DIRECTION:
Where does the string "detached" appear? Copy every line of the entries below that holds it.

Data entries:
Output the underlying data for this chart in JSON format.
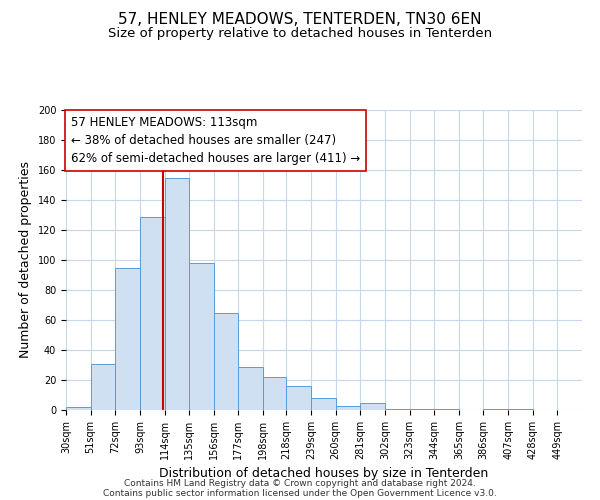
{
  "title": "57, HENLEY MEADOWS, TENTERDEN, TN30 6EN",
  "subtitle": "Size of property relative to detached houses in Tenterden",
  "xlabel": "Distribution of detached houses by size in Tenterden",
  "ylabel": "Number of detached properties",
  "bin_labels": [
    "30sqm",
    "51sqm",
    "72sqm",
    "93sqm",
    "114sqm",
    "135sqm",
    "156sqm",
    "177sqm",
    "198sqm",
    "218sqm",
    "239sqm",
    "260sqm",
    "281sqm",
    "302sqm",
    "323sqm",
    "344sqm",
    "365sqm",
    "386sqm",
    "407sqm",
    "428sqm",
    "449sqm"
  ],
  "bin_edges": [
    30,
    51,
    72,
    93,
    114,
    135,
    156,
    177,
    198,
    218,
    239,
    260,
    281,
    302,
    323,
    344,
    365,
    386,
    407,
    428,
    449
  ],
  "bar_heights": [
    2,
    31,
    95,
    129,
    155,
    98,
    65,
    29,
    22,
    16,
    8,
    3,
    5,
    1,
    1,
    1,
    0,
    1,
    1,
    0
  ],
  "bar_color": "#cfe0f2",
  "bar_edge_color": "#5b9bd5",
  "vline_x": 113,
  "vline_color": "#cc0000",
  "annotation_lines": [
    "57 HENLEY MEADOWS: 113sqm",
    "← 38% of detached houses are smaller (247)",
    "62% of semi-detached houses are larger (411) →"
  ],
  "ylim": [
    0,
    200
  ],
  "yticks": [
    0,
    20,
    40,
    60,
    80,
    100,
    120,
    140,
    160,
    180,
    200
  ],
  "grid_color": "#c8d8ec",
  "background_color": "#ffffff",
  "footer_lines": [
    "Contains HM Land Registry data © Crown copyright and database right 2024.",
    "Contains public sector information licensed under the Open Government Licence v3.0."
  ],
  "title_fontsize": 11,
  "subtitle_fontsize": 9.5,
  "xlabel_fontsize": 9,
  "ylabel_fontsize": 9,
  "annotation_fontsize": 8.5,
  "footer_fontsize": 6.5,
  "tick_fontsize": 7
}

* * *

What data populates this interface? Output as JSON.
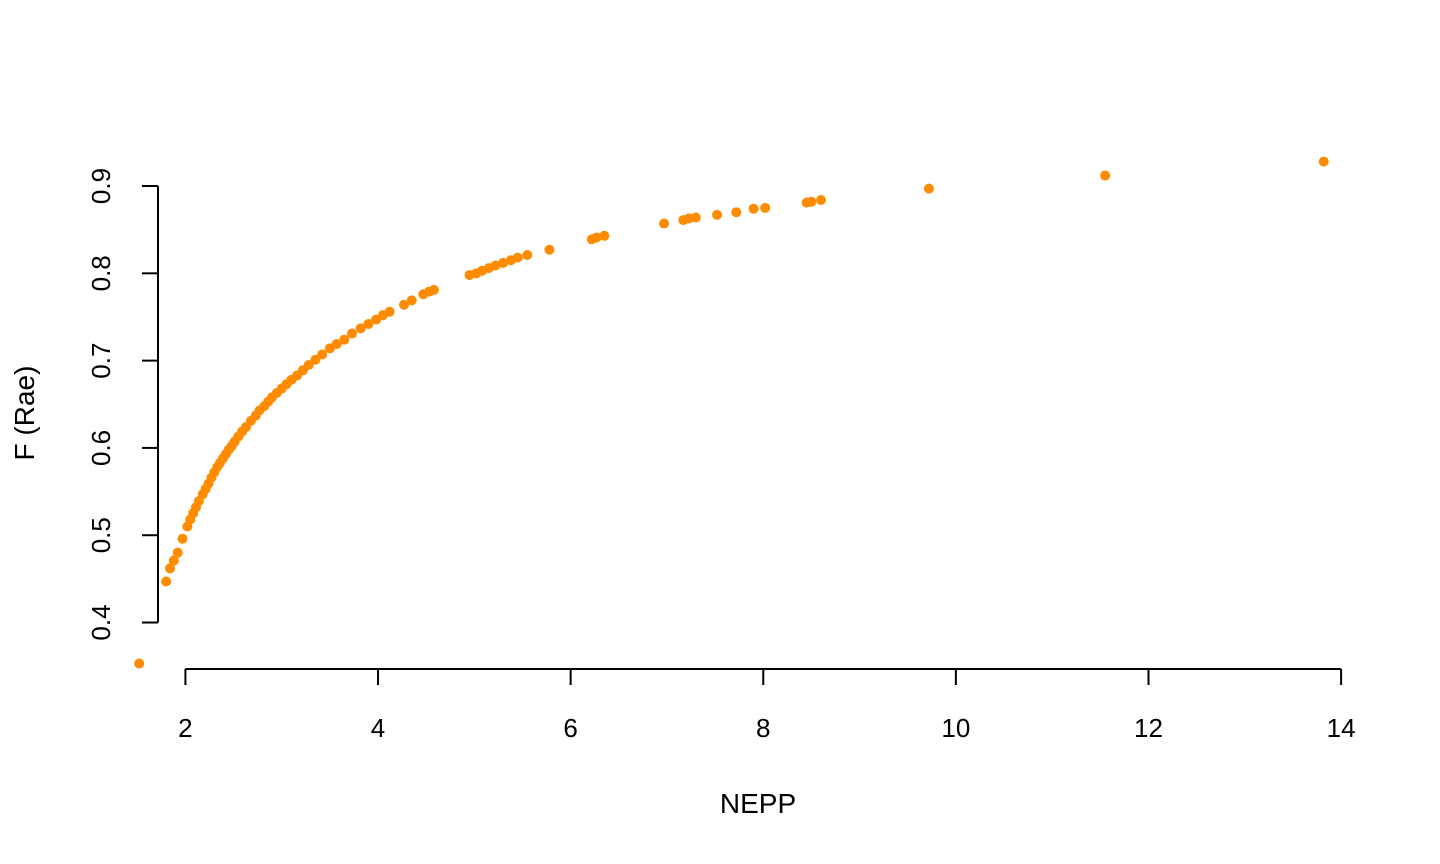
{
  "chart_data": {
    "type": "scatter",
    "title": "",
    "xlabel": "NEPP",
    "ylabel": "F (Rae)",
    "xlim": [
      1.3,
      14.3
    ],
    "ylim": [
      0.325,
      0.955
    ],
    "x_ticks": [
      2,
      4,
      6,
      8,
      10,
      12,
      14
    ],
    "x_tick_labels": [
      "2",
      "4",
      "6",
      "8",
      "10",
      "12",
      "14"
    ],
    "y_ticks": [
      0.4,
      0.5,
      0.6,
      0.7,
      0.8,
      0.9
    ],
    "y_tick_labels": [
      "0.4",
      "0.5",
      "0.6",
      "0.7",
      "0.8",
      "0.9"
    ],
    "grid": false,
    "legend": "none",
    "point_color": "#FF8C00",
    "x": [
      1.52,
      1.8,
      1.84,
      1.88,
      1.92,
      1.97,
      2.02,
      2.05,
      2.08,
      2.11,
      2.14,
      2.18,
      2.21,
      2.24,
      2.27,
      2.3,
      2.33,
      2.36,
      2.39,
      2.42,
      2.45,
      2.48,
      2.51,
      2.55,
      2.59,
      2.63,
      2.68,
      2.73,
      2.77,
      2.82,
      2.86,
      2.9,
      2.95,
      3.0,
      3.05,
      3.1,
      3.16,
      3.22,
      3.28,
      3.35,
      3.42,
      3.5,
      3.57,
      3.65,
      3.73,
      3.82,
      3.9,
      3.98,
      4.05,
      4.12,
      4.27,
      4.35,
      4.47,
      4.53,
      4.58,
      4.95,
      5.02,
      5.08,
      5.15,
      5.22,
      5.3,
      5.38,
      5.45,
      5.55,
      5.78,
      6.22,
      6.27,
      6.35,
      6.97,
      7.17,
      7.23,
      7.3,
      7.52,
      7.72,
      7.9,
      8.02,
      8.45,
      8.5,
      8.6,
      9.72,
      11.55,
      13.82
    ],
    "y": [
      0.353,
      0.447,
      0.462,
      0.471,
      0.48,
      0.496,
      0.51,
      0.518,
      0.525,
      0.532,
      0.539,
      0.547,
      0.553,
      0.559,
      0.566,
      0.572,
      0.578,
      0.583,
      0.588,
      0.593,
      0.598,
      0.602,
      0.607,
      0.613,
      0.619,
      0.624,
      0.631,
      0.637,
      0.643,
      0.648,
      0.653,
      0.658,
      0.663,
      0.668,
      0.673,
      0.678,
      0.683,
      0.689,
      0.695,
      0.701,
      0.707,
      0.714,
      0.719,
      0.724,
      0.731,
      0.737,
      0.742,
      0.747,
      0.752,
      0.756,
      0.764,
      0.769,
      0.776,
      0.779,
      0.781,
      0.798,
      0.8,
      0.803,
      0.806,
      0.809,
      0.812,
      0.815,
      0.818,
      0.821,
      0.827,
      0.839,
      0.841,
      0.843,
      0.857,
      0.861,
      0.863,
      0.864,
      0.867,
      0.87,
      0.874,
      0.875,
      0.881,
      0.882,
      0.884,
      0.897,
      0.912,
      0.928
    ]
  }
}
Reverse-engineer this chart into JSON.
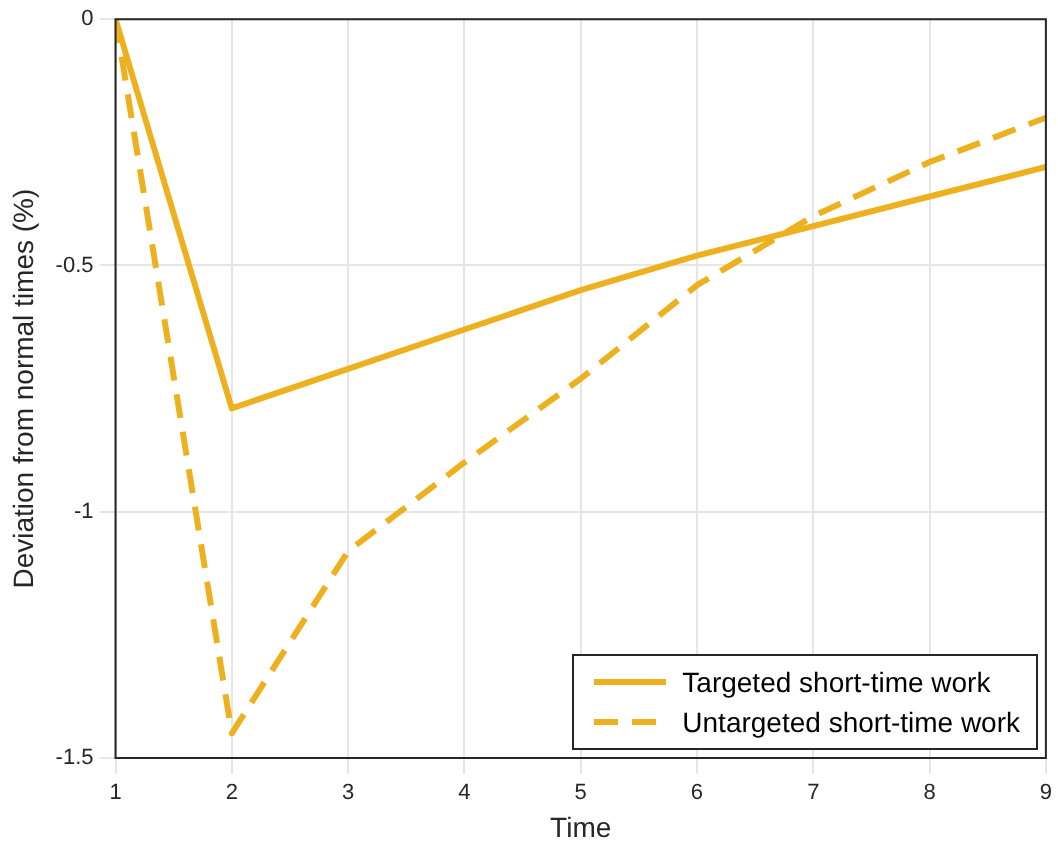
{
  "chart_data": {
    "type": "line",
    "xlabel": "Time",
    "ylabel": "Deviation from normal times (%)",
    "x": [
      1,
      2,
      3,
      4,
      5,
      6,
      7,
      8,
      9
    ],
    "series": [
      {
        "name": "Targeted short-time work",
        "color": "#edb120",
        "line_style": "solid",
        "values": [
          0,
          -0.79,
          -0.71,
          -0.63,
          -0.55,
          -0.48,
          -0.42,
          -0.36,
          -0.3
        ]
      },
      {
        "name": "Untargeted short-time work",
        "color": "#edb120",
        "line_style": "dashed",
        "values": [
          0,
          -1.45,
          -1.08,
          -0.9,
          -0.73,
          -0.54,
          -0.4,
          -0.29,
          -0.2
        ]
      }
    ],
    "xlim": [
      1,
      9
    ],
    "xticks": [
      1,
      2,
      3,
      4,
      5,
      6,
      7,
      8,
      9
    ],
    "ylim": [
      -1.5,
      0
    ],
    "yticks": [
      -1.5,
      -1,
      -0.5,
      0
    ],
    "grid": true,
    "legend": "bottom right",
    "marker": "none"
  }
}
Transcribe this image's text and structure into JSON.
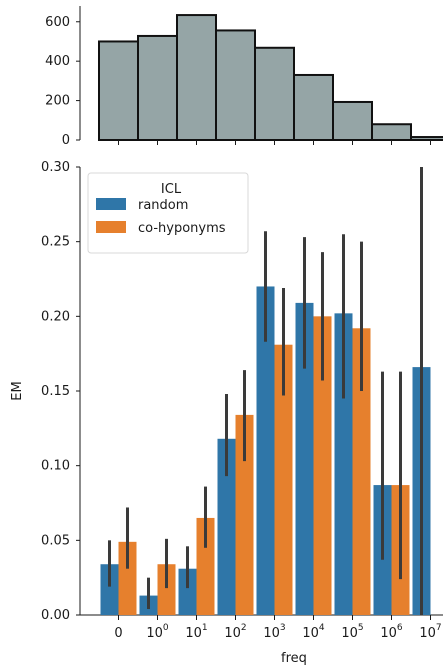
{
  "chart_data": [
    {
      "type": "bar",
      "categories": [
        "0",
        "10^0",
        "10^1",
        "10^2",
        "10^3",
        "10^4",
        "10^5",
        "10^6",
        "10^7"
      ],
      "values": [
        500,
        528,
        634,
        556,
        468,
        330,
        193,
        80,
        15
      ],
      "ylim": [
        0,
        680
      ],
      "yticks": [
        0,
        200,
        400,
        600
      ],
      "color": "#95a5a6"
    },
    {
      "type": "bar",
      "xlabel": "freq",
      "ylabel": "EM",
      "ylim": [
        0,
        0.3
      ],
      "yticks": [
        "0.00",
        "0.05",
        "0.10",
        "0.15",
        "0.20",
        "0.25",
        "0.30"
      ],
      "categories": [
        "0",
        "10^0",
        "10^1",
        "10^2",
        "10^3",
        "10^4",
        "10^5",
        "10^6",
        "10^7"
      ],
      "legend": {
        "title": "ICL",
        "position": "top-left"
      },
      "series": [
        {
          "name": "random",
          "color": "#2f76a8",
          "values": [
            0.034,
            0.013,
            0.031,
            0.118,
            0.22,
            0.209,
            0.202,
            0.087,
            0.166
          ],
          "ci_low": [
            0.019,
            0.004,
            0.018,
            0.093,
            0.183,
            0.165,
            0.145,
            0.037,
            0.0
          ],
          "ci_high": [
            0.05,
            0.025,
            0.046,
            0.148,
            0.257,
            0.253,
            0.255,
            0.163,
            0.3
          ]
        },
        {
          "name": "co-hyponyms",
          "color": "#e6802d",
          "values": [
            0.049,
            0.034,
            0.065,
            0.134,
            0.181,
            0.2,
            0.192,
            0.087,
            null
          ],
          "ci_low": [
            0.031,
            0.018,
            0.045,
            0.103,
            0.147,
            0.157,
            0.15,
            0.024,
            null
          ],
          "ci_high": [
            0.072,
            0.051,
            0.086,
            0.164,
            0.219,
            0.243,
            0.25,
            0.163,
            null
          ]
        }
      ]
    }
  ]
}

RESPONSE TO THIS EXERCISE:
  "subtitle": "Size of property relative to detached houses in Tenterden",
  "xlabel": "Distribution of detached houses by size in Tenterden",
  "ylabel": "Number of detached properties",
    "← 38% of detached houses are smaller (247)",
    "62% of semi-detached houses are larger (411) →"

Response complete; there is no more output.